Rewrite the items below with "element" changed to "widget" wherever it occurs, keeping everything else the same. Leave the pictures out of your answer.

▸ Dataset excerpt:
------------------------------------------------------------
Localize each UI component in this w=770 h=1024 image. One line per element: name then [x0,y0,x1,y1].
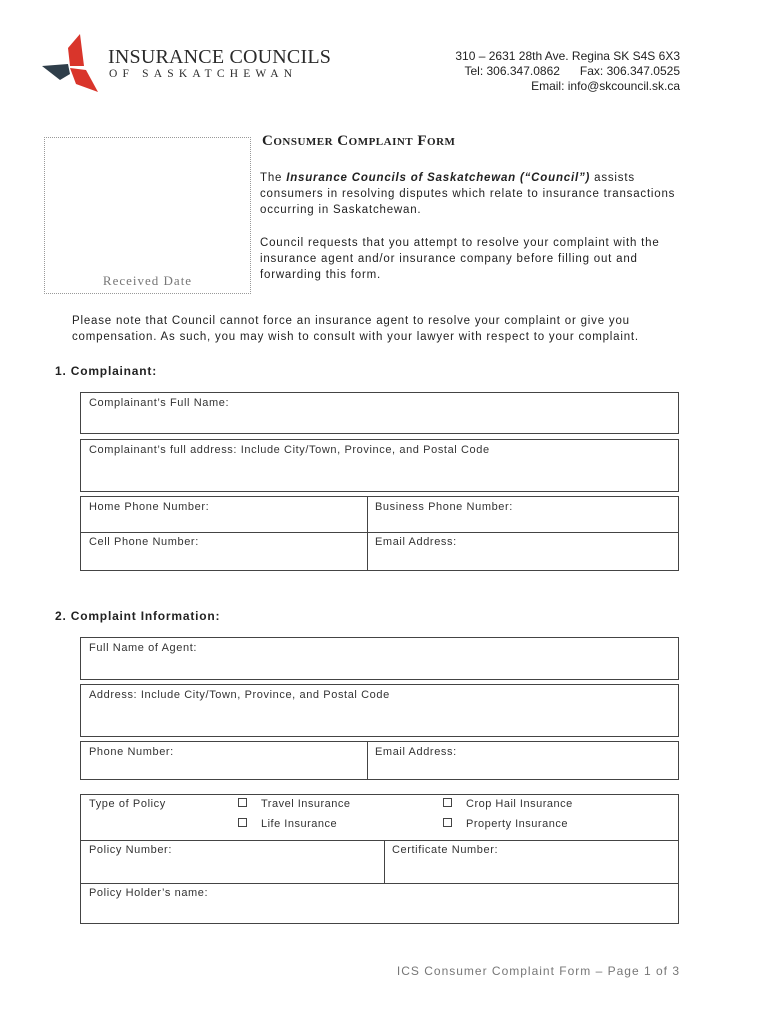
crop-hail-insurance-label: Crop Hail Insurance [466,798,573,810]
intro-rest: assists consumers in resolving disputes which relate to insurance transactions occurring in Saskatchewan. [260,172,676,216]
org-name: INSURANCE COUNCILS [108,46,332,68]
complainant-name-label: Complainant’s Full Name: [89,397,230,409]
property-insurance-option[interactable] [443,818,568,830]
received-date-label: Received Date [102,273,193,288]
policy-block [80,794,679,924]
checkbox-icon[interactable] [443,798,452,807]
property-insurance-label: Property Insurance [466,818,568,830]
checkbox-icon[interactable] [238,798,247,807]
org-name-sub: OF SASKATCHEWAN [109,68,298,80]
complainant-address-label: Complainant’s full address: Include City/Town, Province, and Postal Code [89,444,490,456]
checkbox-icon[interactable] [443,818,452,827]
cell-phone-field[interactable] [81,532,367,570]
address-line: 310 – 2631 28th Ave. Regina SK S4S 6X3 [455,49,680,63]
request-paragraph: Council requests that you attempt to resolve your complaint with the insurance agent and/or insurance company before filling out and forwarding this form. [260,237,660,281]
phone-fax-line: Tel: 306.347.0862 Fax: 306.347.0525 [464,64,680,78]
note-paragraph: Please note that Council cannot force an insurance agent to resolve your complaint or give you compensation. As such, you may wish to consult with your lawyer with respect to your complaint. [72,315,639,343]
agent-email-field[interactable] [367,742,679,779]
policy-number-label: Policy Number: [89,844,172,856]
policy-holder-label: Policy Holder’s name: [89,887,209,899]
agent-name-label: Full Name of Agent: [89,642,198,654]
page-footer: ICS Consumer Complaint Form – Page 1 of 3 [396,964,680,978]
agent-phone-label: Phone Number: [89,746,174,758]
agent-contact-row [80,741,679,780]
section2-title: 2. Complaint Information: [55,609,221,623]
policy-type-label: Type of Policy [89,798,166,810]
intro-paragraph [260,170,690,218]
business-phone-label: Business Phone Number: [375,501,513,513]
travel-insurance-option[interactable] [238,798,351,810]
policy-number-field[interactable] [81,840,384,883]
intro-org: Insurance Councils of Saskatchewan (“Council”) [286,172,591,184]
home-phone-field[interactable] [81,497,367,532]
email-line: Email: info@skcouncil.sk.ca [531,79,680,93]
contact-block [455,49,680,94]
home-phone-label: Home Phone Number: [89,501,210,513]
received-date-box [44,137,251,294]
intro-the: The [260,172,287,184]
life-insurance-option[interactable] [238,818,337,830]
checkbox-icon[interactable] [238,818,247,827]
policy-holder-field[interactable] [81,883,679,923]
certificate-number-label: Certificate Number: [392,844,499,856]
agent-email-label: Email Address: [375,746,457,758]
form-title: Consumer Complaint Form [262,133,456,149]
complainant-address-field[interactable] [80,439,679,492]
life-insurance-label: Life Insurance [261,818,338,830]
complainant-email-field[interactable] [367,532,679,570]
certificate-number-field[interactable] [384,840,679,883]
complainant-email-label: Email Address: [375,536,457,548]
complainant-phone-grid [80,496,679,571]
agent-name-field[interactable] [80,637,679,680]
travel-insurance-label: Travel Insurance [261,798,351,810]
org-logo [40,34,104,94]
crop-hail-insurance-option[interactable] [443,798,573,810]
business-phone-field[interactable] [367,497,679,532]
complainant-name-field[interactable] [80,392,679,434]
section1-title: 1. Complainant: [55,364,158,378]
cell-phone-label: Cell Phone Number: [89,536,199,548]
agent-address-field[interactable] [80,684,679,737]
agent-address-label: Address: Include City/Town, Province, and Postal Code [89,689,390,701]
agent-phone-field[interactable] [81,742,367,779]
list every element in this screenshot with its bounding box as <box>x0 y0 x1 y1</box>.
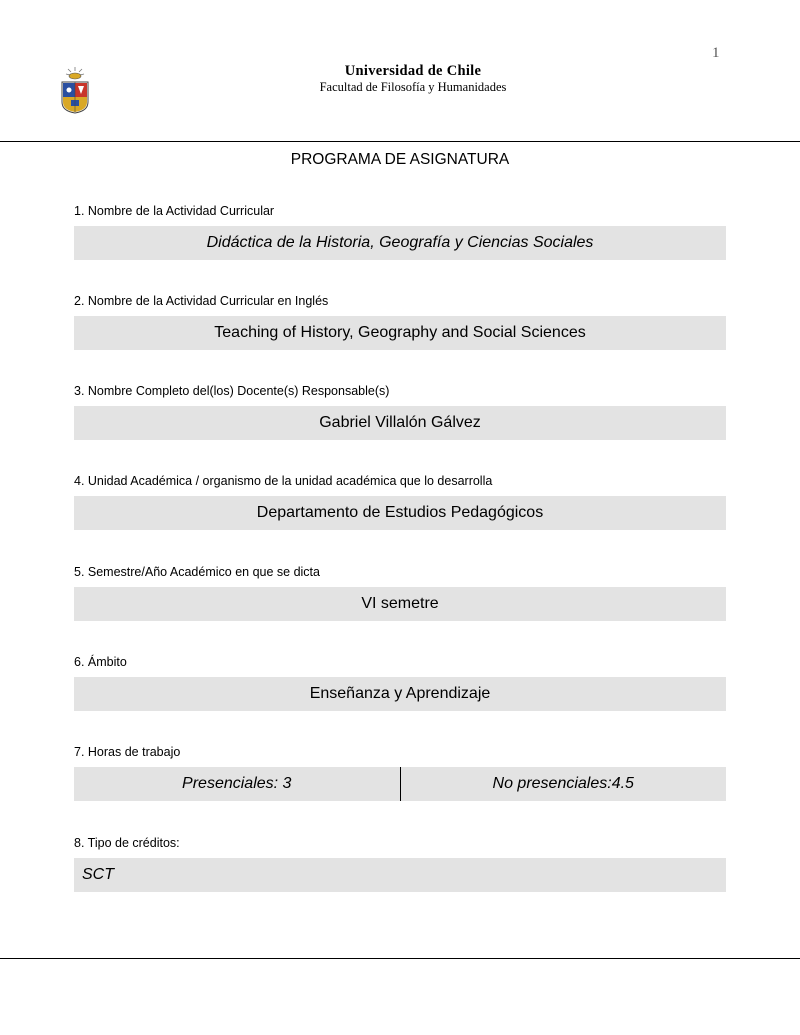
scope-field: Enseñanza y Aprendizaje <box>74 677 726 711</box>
------------------------------------------------------------
▸ RESPONSE TO THE EXERCISE:
Localize each UI component in this w=770 h=1024 image. One line per widget: name then [x0,y0,x1,y1].
crop-hail-insurance-label: Crop Hail Insurance [466,798,573,810]
intro-rest: assists consumers in resolving disputes which relate to insurance transactions occurring in Saskatchewan. [260,172,676,216]
org-name: INSURANCE COUNCILS [108,46,332,68]
complainant-name-label: Complainant’s Full Name: [89,397,230,409]
property-insurance-option[interactable] [443,818,568,830]
received-date-label: Received Date [102,273,193,288]
policy-block [80,794,679,924]
checkbox-icon[interactable] [443,798,452,807]
property-insurance-label: Property Insurance [466,818,568,830]
checkbox-icon[interactable] [238,798,247,807]
org-name-sub: OF SASKATCHEWAN [109,68,298,80]
complainant-address-label: Complainant’s full address: Include City/Town, Province, and Postal Code [89,444,490,456]
checkbox-icon[interactable] [443,818,452,827]
cell-phone-field[interactable] [81,532,367,570]
address-line: 310 – 2631 28th Ave. Regina SK S4S 6X3 [455,49,680,63]
request-paragraph: Council requests that you attempt to resolve your complaint with the insurance agent and/or insurance company before filling out and forwarding this form. [260,237,660,281]
phone-fax-line: Tel: 306.347.0862 Fax: 306.347.0525 [464,64,680,78]
note-paragraph: Please note that Council cannot force an insurance agent to resolve your complaint or give you compensation. As such, you may wish to consult with your lawyer with respect to your complaint. [72,315,639,343]
agent-email-field[interactable] [367,742,679,779]
policy-number-label: Policy Number: [89,844,172,856]
policy-holder-label: Policy Holder’s name: [89,887,209,899]
agent-name-label: Full Name of Agent: [89,642,198,654]
page-footer: ICS Consumer Complaint Form – Page 1 of 3 [396,964,680,978]
agent-phone-label: Phone Number: [89,746,174,758]
agent-contact-row [80,741,679,780]
section2-title: 2. Complaint Information: [55,609,221,623]
policy-type-label: Type of Policy [89,798,166,810]
intro-paragraph [260,170,690,218]
business-phone-label: Business Phone Number: [375,501,513,513]
travel-insurance-option[interactable] [238,798,351,810]
policy-number-field[interactable] [81,840,384,883]
intro-org: Insurance Councils of Saskatchewan (“Council”) [286,172,591,184]
home-phone-field[interactable] [81,497,367,532]
email-line: Email: info@skcouncil.sk.ca [531,79,680,93]
contact-block [455,49,680,94]
home-phone-label: Home Phone Number: [89,501,210,513]
received-date-box [44,137,251,294]
intro-the: The [260,172,287,184]
life-insurance-option[interactable] [238,818,337,830]
checkbox-icon[interactable] [238,818,247,827]
policy-holder-field[interactable] [81,883,679,923]
certificate-number-label: Certificate Number: [392,844,499,856]
agent-email-label: Email Address: [375,746,457,758]
form-title: Consumer Complaint Form [262,133,456,149]
complainant-address-field[interactable] [80,439,679,492]
life-insurance-label: Life Insurance [261,818,338,830]
complainant-email-field[interactable] [367,532,679,570]
certificate-number-field[interactable] [384,840,679,883]
complainant-email-label: Email Address: [375,536,457,548]
complainant-phone-grid [80,496,679,571]
agent-name-field[interactable] [80,637,679,680]
travel-insurance-label: Travel Insurance [261,798,351,810]
org-logo [40,34,104,94]
crop-hail-insurance-option[interactable] [443,798,573,810]
business-phone-field[interactable] [367,497,679,532]
complainant-name-field[interactable] [80,392,679,434]
section1-title: 1. Complainant: [55,364,158,378]
cell-phone-label: Cell Phone Number: [89,536,199,548]
agent-address-field[interactable] [80,684,679,737]
agent-address-label: Address: Include City/Town, Province, and Postal Code [89,689,390,701]
agent-phone-field[interactable] [81,742,367,779]
list every widget in this screenshot with its bounding box as <box>x0 y0 x1 y1</box>.
scope-field: Enseñanza y Aprendizaje <box>74 677 726 711</box>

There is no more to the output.